OBJECTIVE = Wherever the word "不喜欢增加体育运动时间" appears in the entries, copy the whole line.

DATA ENTRIES =

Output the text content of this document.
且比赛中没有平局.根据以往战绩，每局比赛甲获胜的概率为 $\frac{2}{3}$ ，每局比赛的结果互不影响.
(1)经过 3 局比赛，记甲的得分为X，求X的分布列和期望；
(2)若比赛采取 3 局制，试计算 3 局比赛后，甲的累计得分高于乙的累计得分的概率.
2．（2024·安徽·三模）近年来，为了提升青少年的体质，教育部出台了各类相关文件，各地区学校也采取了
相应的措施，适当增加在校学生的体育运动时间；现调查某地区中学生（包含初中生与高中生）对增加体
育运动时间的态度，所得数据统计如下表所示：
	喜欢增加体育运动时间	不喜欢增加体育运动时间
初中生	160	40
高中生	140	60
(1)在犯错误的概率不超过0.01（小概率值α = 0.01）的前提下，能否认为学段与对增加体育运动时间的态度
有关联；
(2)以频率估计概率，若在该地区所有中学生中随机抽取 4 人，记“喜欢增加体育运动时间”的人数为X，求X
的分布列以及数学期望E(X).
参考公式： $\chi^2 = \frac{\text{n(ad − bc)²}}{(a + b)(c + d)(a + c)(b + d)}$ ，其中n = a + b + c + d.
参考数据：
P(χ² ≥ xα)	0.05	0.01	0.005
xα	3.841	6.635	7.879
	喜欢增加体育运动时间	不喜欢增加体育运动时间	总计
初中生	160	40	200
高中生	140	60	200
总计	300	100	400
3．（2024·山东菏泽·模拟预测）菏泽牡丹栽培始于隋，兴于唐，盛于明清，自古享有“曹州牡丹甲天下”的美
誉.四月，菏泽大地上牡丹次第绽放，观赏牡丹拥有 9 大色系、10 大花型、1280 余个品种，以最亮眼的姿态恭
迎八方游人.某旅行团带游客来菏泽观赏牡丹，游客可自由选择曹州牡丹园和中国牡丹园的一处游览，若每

TASK RESULT =
	喜欢增加体育运动时间	不喜欢增加体育运动时间
	喜欢增加体育运动时间	不喜欢增加体育运动时间	总计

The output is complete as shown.